Print all the entries verbatim.

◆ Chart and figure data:
──────────
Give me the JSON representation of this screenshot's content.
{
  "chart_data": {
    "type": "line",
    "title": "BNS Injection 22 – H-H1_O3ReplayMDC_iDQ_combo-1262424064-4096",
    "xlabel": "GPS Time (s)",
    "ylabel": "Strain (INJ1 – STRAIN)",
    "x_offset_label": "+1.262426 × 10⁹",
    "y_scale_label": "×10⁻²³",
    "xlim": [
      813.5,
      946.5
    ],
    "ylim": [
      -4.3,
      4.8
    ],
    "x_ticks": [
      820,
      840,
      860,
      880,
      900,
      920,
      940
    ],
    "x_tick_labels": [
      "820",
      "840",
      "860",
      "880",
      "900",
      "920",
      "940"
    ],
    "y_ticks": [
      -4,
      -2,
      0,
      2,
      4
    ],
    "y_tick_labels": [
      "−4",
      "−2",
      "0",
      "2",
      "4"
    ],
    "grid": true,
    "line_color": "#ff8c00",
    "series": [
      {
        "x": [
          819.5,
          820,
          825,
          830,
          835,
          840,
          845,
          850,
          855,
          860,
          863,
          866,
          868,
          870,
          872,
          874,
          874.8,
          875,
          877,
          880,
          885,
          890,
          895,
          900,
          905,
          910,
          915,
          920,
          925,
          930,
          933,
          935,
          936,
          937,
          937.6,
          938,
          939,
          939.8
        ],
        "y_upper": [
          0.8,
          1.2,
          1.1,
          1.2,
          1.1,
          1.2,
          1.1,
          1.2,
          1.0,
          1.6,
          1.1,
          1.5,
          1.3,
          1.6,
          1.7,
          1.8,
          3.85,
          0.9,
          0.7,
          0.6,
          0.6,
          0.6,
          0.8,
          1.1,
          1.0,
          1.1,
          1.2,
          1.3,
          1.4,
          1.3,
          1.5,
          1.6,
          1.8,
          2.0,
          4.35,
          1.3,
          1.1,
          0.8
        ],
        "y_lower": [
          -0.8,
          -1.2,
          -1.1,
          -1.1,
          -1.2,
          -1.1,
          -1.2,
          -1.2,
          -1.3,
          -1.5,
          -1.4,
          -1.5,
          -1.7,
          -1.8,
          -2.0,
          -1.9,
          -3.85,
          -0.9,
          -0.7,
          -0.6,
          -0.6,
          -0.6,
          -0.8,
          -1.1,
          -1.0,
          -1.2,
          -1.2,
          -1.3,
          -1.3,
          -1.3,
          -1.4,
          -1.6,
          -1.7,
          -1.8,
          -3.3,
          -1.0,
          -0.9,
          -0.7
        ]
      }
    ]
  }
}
──────────
◆ Solution:
Give me the JSON representation of this screenshot's content.
{
  "chart_data": {
    "type": "line",
    "title": "BNS Injection 22 – H-H1_O3ReplayMDC_iDQ_combo-1262424064-4096",
    "xlabel": "GPS Time (s)",
    "ylabel": "Strain (INJ1 – STRAIN)",
    "x_offset_label": "+1.262426 × 10⁹",
    "y_scale_label": "×10⁻²³",
    "xlim": [
      813.5,
      946.5
    ],
    "ylim": [
      -4.3,
      4.8
    ],
    "x_ticks": [
      820,
      840,
      860,
      880,
      900,
      920,
      940
    ],
    "x_tick_labels": [
      "820",
      "840",
      "860",
      "880",
      "900",
      "920",
      "940"
    ],
    "y_ticks": [
      -4,
      -2,
      0,
      2,
      4
    ],
    "y_tick_labels": [
      "−4",
      "−2",
      "0",
      "2",
      "4"
    ],
    "grid": true,
    "line_color": "#ff8c00",
    "series": [
      {
        "x": [
          819.5,
          820,
          825,
          830,
          835,
          840,
          845,
          850,
          855,
          860,
          863,
          866,
          868,
          870,
          872,
          874,
          874.8,
          875,
          877,
          880,
          885,
          890,
          895,
          900,
          905,
          910,
          915,
          920,
          925,
          930,
          933,
          935,
          936,
          937,
          937.6,
          938,
          939,
          939.8
        ],
        "y_upper": [
          0.8,
          1.2,
          1.1,
          1.2,
          1.1,
          1.2,
          1.1,
          1.2,
          1.0,
          1.6,
          1.1,
          1.5,
          1.3,
          1.6,
          1.7,
          1.8,
          3.85,
          0.9,
          0.7,
          0.6,
          0.6,
          0.6,
          0.8,
          1.1,
          1.0,
          1.1,
          1.2,
          1.3,
          1.4,
          1.3,
          1.5,
          1.6,
          1.8,
          2.0,
          4.35,
          1.3,
          1.1,
          0.8
        ],
        "y_lower": [
          -0.8,
          -1.2,
          -1.1,
          -1.1,
          -1.2,
          -1.1,
          -1.2,
          -1.2,
          -1.3,
          -1.5,
          -1.4,
          -1.5,
          -1.7,
          -1.8,
          -2.0,
          -1.9,
          -3.85,
          -0.9,
          -0.7,
          -0.6,
          -0.6,
          -0.6,
          -0.8,
          -1.1,
          -1.0,
          -1.2,
          -1.2,
          -1.3,
          -1.3,
          -1.3,
          -1.4,
          -1.6,
          -1.7,
          -1.8,
          -3.3,
          -1.0,
          -0.9,
          -0.7
        ]
      }
    ]
  }
}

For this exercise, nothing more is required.